* Data for the task *
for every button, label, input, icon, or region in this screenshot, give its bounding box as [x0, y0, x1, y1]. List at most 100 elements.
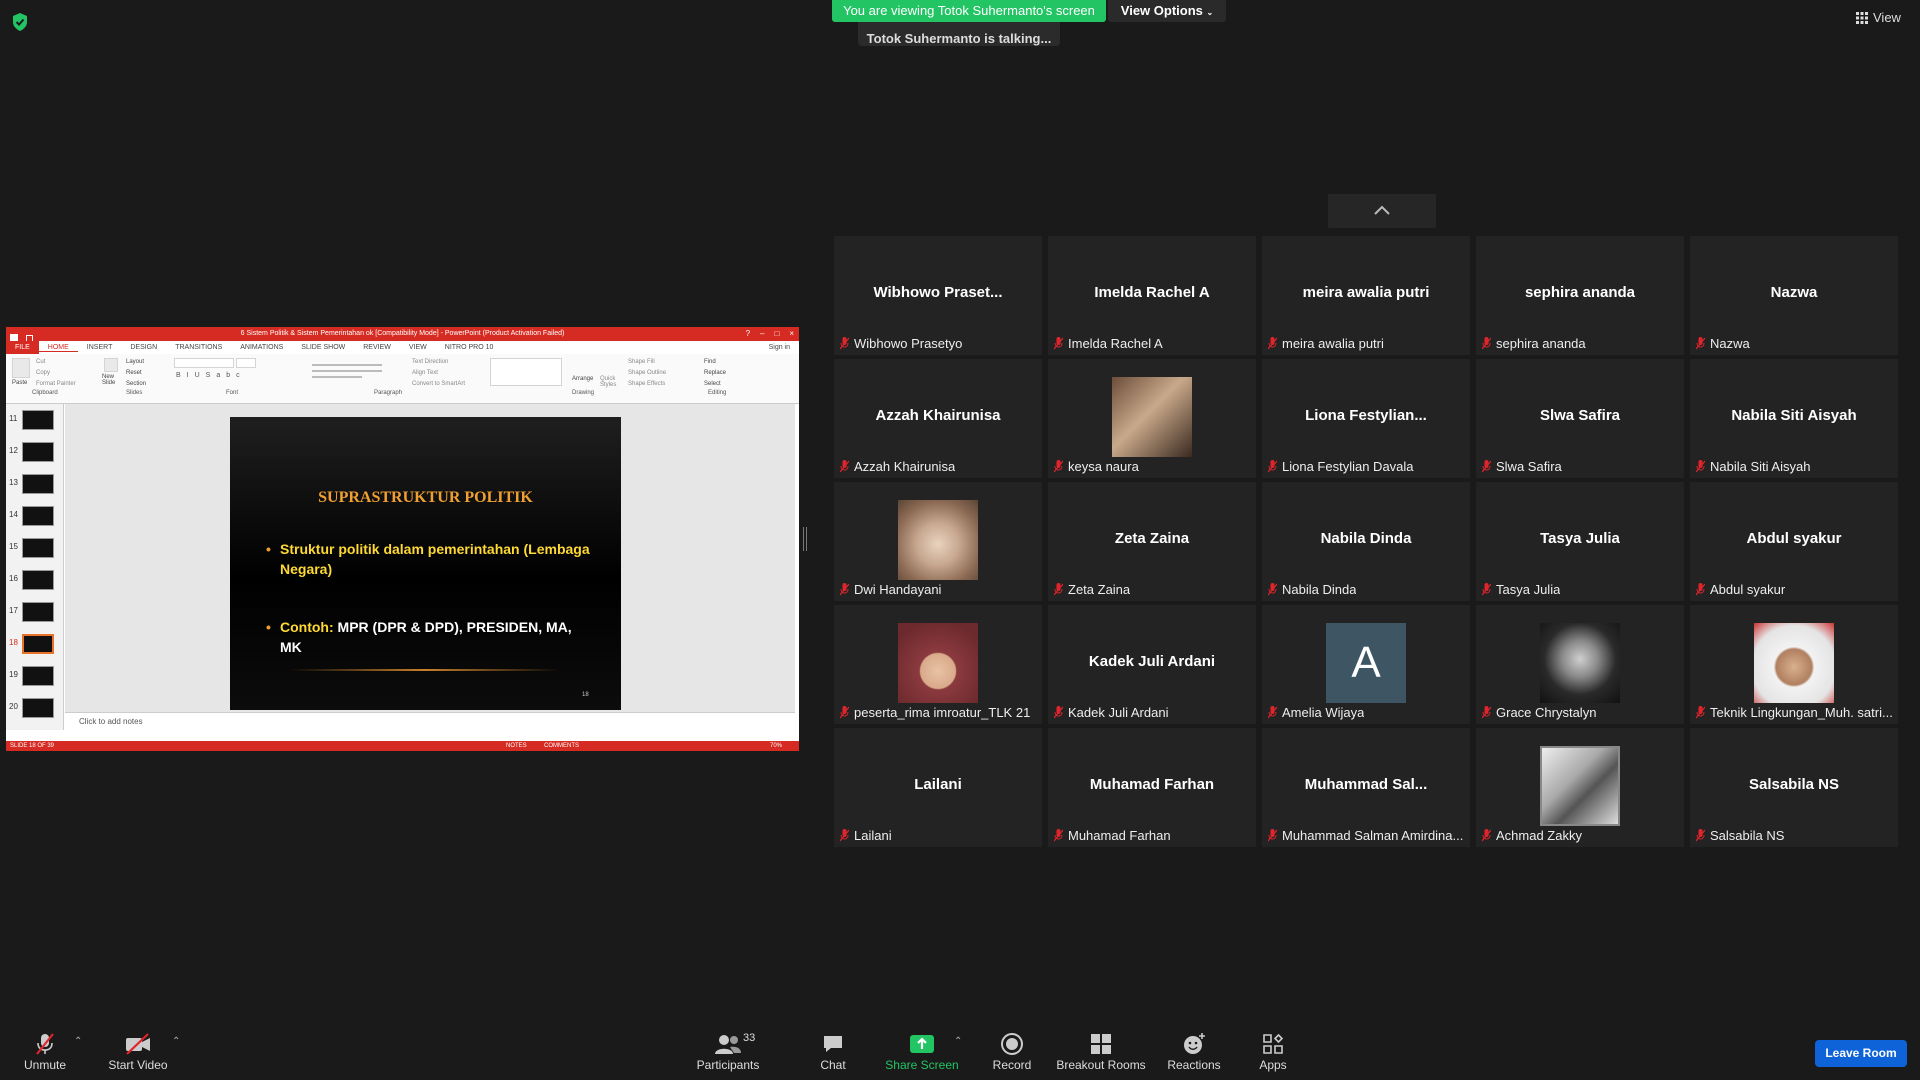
- split-view-divider[interactable]: [803, 527, 807, 551]
- apps-icon: [1263, 1033, 1284, 1054]
- mic-muted-icon: [1268, 583, 1277, 596]
- view-options-button[interactable]: View Options ⌄: [1108, 0, 1226, 22]
- start-video-button[interactable]: Start Video: [104, 1020, 172, 1080]
- participant-display-name: Liona Festylian...: [1305, 407, 1427, 424]
- slide-thumbnail: 16: [6, 568, 64, 594]
- participant-tile[interactable]: Zeta Zaina Zeta Zaina: [1048, 482, 1256, 601]
- participant-tile[interactable]: sephira ananda sephira ananda: [1476, 236, 1684, 355]
- participant-tile[interactable]: Wibhowo Praset... Wibhowo Prasetyo: [834, 236, 1042, 355]
- arrange-label: Arrange: [572, 376, 594, 382]
- participant-label-text: Azzah Khairunisa: [854, 459, 956, 474]
- tab-animations: ANIMATIONS: [240, 344, 284, 351]
- hijab-avatar-icon: [898, 623, 978, 703]
- participant-tile[interactable]: Dwi Handayani: [834, 482, 1042, 601]
- reactions-button[interactable]: Reactions: [1164, 1020, 1224, 1080]
- slide-thumbnails-panel: 11 12 13 14 15 16 17 18 19 20: [6, 404, 64, 730]
- mic-muted-icon: [1054, 460, 1063, 473]
- security-shield-icon[interactable]: [10, 12, 30, 32]
- new-slide-label: New Slide: [102, 374, 116, 386]
- group-paragraph: Paragraph: [374, 390, 403, 396]
- share-screen-button[interactable]: Share Screen: [884, 1020, 960, 1080]
- leave-room-button[interactable]: Leave Room: [1815, 1040, 1907, 1067]
- participant-name-label: meira awalia putri: [1268, 336, 1384, 351]
- participant-tile[interactable]: Abdul syakur Abdul syakur: [1690, 482, 1898, 601]
- bullet-icon: •: [266, 619, 271, 635]
- group-slides: Slides: [126, 390, 143, 396]
- participant-tile[interactable]: peserta_rima imroatur_TLK 21: [834, 605, 1042, 724]
- gallery-page-up-button[interactable]: [1328, 194, 1436, 228]
- participant-tile[interactable]: Nabila Siti Aisyah Nabila Siti Aisyah: [1690, 359, 1898, 478]
- current-slide: SUPRASTRUKTUR POLITIK • Struktur politik…: [230, 417, 621, 710]
- mic-muted-icon: [840, 829, 849, 842]
- replace-label: Replace: [704, 370, 727, 376]
- participant-tile[interactable]: Azzah Khairunisa Azzah Khairunisa: [834, 359, 1042, 478]
- participant-tile[interactable]: Grace Chrystalyn: [1476, 605, 1684, 724]
- participant-tile[interactable]: Muhamad Farhan Muhamad Farhan: [1048, 728, 1256, 847]
- participant-tile[interactable]: Tasya Julia Tasya Julia: [1476, 482, 1684, 601]
- chat-button[interactable]: Chat: [806, 1020, 860, 1080]
- participant-label-text: Zeta Zaina: [1068, 582, 1131, 597]
- thumb-number: 17: [9, 606, 18, 615]
- tab-home: HOME: [38, 344, 78, 352]
- participant-display-name: Nazwa: [1770, 284, 1818, 301]
- participant-display-name: Nabila Dinda: [1320, 530, 1412, 547]
- paste-label: Paste: [12, 380, 28, 386]
- participant-tile[interactable]: Salsabila NS Salsabila NS: [1690, 728, 1898, 847]
- mic-muted-icon: [1268, 829, 1277, 842]
- participants-icon: [715, 1035, 741, 1054]
- participant-tile[interactable]: Slwa Safira Slwa Safira: [1476, 359, 1684, 478]
- participant-label-text: Salsabila NS: [1710, 828, 1785, 843]
- participant-label-text: sephira ananda: [1496, 336, 1586, 351]
- participant-display-name: Lailani: [914, 776, 962, 793]
- ppt-status-bar: SLIDE 18 OF 39 NOTES COMMENTS 70%: [6, 741, 799, 751]
- participant-display-name: Muhammad Sal...: [1304, 776, 1428, 793]
- clipboard-commands: Cut Copy Format Painter: [36, 357, 76, 390]
- reactions-label: Reactions: [1167, 1058, 1221, 1072]
- participant-tile[interactable]: Teknik Lingkungan_Muh. satri...: [1690, 605, 1898, 724]
- tab-slide-show: SLIDE SHOW: [301, 344, 346, 351]
- notes-toggle: NOTES: [506, 743, 527, 749]
- participant-tile[interactable]: Imelda Rachel A Imelda Rachel A: [1048, 236, 1256, 355]
- participant-tile[interactable]: Lailani Lailani: [834, 728, 1042, 847]
- mic-muted-icon: [1482, 706, 1491, 719]
- minimize-icon: –: [760, 329, 765, 338]
- participant-tile[interactable]: Nazwa Nazwa: [1690, 236, 1898, 355]
- share-options-caret-icon[interactable]: ⌃: [954, 1036, 962, 1047]
- participant-tile[interactable]: Muhammad Sal... Muhammad Salman Amirdina.…: [1262, 728, 1470, 847]
- slide-thumbnail: 12: [6, 440, 64, 466]
- participant-label-text: Teknik Lingkungan_Muh. satri...: [1710, 705, 1893, 720]
- breakout-rooms-button[interactable]: Breakout Rooms: [1056, 1020, 1146, 1080]
- slide-counter: SLIDE 18 OF 39: [10, 743, 55, 749]
- thumb-image: [22, 442, 54, 462]
- font-format-buttons: BIUSabc: [176, 372, 246, 379]
- participant-label-text: Dwi Handayani: [854, 582, 942, 597]
- audio-options-caret-icon[interactable]: ⌃: [74, 1036, 82, 1047]
- thumb-image: [22, 506, 54, 526]
- tab-design: DESIGN: [130, 344, 158, 351]
- participant-name-label: Wibhowo Prasetyo: [840, 336, 962, 351]
- cut-label: Cut: [36, 359, 46, 365]
- participant-tile[interactable]: meira awalia putri meira awalia putri: [1262, 236, 1470, 355]
- mic-muted-icon: [1696, 583, 1705, 596]
- participants-button[interactable]: Participants 33: [692, 1020, 764, 1080]
- participant-name-label: Lailani: [840, 828, 892, 843]
- thumb-image: [22, 474, 54, 494]
- share-screen-label: Share Screen: [885, 1058, 959, 1072]
- unmute-button[interactable]: Unmute: [16, 1020, 74, 1080]
- participant-tile[interactable]: keysa naura: [1048, 359, 1256, 478]
- mic-muted-icon: [1696, 829, 1705, 842]
- video-options-caret-icon[interactable]: ⌃: [172, 1036, 180, 1047]
- participant-tile[interactable]: Liona Festylian... Liona Festylian Davala: [1262, 359, 1470, 478]
- view-button[interactable]: View: [1856, 10, 1901, 25]
- participant-tile[interactable]: Nabila Dinda Nabila Dinda: [1262, 482, 1470, 601]
- slide-bullet-2: • Contoh: MPR (DPR & DPD), PRESIDEN, MA,…: [266, 617, 590, 657]
- record-button[interactable]: Record: [984, 1020, 1040, 1080]
- participant-tile[interactable]: Kadek Juli Ardani Kadek Juli Ardani: [1048, 605, 1256, 724]
- participant-tile[interactable]: A Amelia Wijaya: [1262, 605, 1470, 724]
- participant-tile[interactable]: Achmad Zakky: [1476, 728, 1684, 847]
- participant-label-text: Tasya Julia: [1496, 582, 1561, 597]
- thumb-number: 20: [9, 702, 18, 711]
- participant-name-label: Zeta Zaina: [1054, 582, 1130, 597]
- apps-button[interactable]: Apps: [1246, 1020, 1300, 1080]
- participant-display-name: sephira ananda: [1524, 284, 1636, 301]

* Task *
Pull every line of the entries above into your answer, character for character, and leave out the picture.

* Final answer *
for every button, label, input, icon, or region in this screenshot, give its bounding box as [x0, y0, x1, y1]. List at most 100 elements.
- split-view-divider[interactable]: [803, 527, 807, 551]
- apps-icon: [1263, 1033, 1284, 1054]
- mic-muted-icon: [1268, 583, 1277, 596]
- view-options-button[interactable]: View Options ⌄: [1108, 0, 1226, 22]
- start-video-button[interactable]: Start Video: [104, 1020, 172, 1080]
- participant-display-name: Liona Festylian...: [1305, 407, 1427, 424]
- slide-thumbnail: 16: [6, 568, 64, 594]
- participant-tile[interactable]: Zeta Zaina Zeta Zaina: [1048, 482, 1256, 601]
- participant-tile[interactable]: sephira ananda sephira ananda: [1476, 236, 1684, 355]
- participant-tile[interactable]: Wibhowo Praset... Wibhowo Prasetyo: [834, 236, 1042, 355]
- arrange-label: Arrange: [572, 376, 594, 382]
- participant-label-text: Azzah Khairunisa: [854, 459, 956, 474]
- tab-animations: ANIMATIONS: [240, 344, 284, 351]
- hijab-avatar-icon: [898, 623, 978, 703]
- participant-tile[interactable]: Dwi Handayani: [834, 482, 1042, 601]
- reactions-button[interactable]: Reactions: [1164, 1020, 1224, 1080]
- slide-thumbnails-panel: 11 12 13 14 15 16 17 18 19 20: [6, 404, 64, 730]
- mic-muted-icon: [1054, 460, 1063, 473]
- security-shield-icon[interactable]: [10, 12, 30, 32]
- new-slide-label: New Slide: [102, 374, 116, 386]
- group-paragraph: Paragraph: [374, 390, 403, 396]
- share-screen-button[interactable]: Share Screen: [884, 1020, 960, 1080]
- leave-room-button[interactable]: Leave Room: [1815, 1040, 1907, 1067]
- participant-name-label: meira awalia putri: [1268, 336, 1384, 351]
- participant-tile[interactable]: Abdul syakur Abdul syakur: [1690, 482, 1898, 601]
- bullet-icon: •: [266, 619, 271, 635]
- group-slides: Slides: [126, 390, 143, 396]
- participant-tile[interactable]: peserta_rima imroatur_TLK 21: [834, 605, 1042, 724]
- gallery-page-up-button[interactable]: [1328, 194, 1436, 228]
- participant-tile[interactable]: Nabila Siti Aisyah Nabila Siti Aisyah: [1690, 359, 1898, 478]
- current-slide: SUPRASTRUKTUR POLITIK • Struktur politik…: [230, 417, 621, 710]
- mic-muted-icon: [840, 829, 849, 842]
- replace-label: Replace: [704, 370, 727, 376]
- participant-tile[interactable]: Azzah Khairunisa Azzah Khairunisa: [834, 359, 1042, 478]
- participant-tile[interactable]: Grace Chrystalyn: [1476, 605, 1684, 724]
- participant-tile[interactable]: Muhamad Farhan Muhamad Farhan: [1048, 728, 1256, 847]
- participant-tile[interactable]: Tasya Julia Tasya Julia: [1476, 482, 1684, 601]
- chat-button[interactable]: Chat: [806, 1020, 860, 1080]
- participant-label-text: Zeta Zaina: [1068, 582, 1131, 597]
- thumb-number: 17: [9, 606, 18, 615]
- tab-home: HOME: [38, 344, 78, 352]
- participant-display-name: Nazwa: [1770, 284, 1818, 301]
- participant-display-name: Nabila Dinda: [1320, 530, 1412, 547]
- paste-label: Paste: [12, 380, 28, 386]
- participant-tile[interactable]: Salsabila NS Salsabila NS: [1690, 728, 1898, 847]
- mic-muted-icon: [1268, 829, 1277, 842]
- participants-icon: [715, 1035, 741, 1054]
- participant-tile[interactable]: Slwa Safira Slwa Safira: [1476, 359, 1684, 478]
- participant-label-text: Salsabila NS: [1710, 828, 1785, 843]
- participant-label-text: sephira ananda: [1496, 336, 1586, 351]
- participant-display-name: Lailani: [914, 776, 962, 793]
- ppt-status-bar: SLIDE 18 OF 39 NOTES COMMENTS 70%: [6, 741, 799, 751]
- participant-display-name: Muhammad Sal...: [1304, 776, 1428, 793]
- clipboard-commands: Cut Copy Format Painter: [36, 357, 76, 390]
- reactions-label: Reactions: [1167, 1058, 1221, 1072]
- participant-tile[interactable]: Teknik Lingkungan_Muh. satri...: [1690, 605, 1898, 724]
- tab-slide-show: SLIDE SHOW: [301, 344, 346, 351]
- notes-toggle: NOTES: [506, 743, 527, 749]
- participant-tile[interactable]: Imelda Rachel A Imelda Rachel A: [1048, 236, 1256, 355]
- participant-tile[interactable]: Lailani Lailani: [834, 728, 1042, 847]
- mic-muted-icon: [1482, 706, 1491, 719]
- minimize-icon: –: [760, 329, 765, 338]
- participant-tile[interactable]: Nazwa Nazwa: [1690, 236, 1898, 355]
- share-options-caret-icon[interactable]: ⌃: [954, 1036, 962, 1047]
- participant-tile[interactable]: Muhammad Sal... Muhammad Salman Amirdina.…: [1262, 728, 1470, 847]
- slide-thumbnail: 12: [6, 440, 64, 466]
- participant-label-text: Teknik Lingkungan_Muh. satri...: [1710, 705, 1893, 720]
- breakout-rooms-button[interactable]: Breakout Rooms: [1056, 1020, 1146, 1080]
- slide-counter: SLIDE 18 OF 39: [10, 743, 55, 749]
- thumb-image: [22, 442, 54, 462]
- font-format-buttons: BIUSabc: [176, 372, 246, 379]
- participant-label-text: Dwi Handayani: [854, 582, 942, 597]
- audio-options-caret-icon[interactable]: ⌃: [74, 1036, 82, 1047]
- thumb-image: [22, 506, 54, 526]
- tab-design: DESIGN: [130, 344, 158, 351]
- participant-name-label: Wibhowo Prasetyo: [840, 336, 962, 351]
- cut-label: Cut: [36, 359, 46, 365]
- participant-tile[interactable]: meira awalia putri meira awalia putri: [1262, 236, 1470, 355]
- mic-muted-icon: [1696, 583, 1705, 596]
- participants-button[interactable]: Participants 33: [692, 1020, 764, 1080]
- participant-name-label: Lailani: [840, 828, 892, 843]
- thumb-image: [22, 474, 54, 494]
- share-screen-label: Share Screen: [885, 1058, 959, 1072]
- unmute-button[interactable]: Unmute: [16, 1020, 74, 1080]
- participant-tile[interactable]: keysa naura: [1048, 359, 1256, 478]
- mic-muted-icon: [1696, 829, 1705, 842]
- video-options-caret-icon[interactable]: ⌃: [172, 1036, 180, 1047]
- participant-tile[interactable]: Liona Festylian... Liona Festylian Davala: [1262, 359, 1470, 478]
- view-button[interactable]: View: [1856, 10, 1901, 25]
- participant-tile[interactable]: Nabila Dinda Nabila Dinda: [1262, 482, 1470, 601]
- slide-bullet-2: • Contoh: MPR (DPR & DPD), PRESIDEN, MA,…: [266, 617, 590, 657]
- record-button[interactable]: Record: [984, 1020, 1040, 1080]
- participant-tile[interactable]: Kadek Juli Ardani Kadek Juli Ardani: [1048, 605, 1256, 724]
- participant-tile[interactable]: A Amelia Wijaya: [1262, 605, 1470, 724]
- participant-tile[interactable]: Achmad Zakky: [1476, 728, 1684, 847]
- participant-label-text: Tasya Julia: [1496, 582, 1561, 597]
- thumb-number: 20: [9, 702, 18, 711]
- participant-name-label: Zeta Zaina: [1054, 582, 1130, 597]
- apps-button[interactable]: Apps: [1246, 1020, 1300, 1080]
- participant-display-name: sephira ananda: [1524, 284, 1636, 301]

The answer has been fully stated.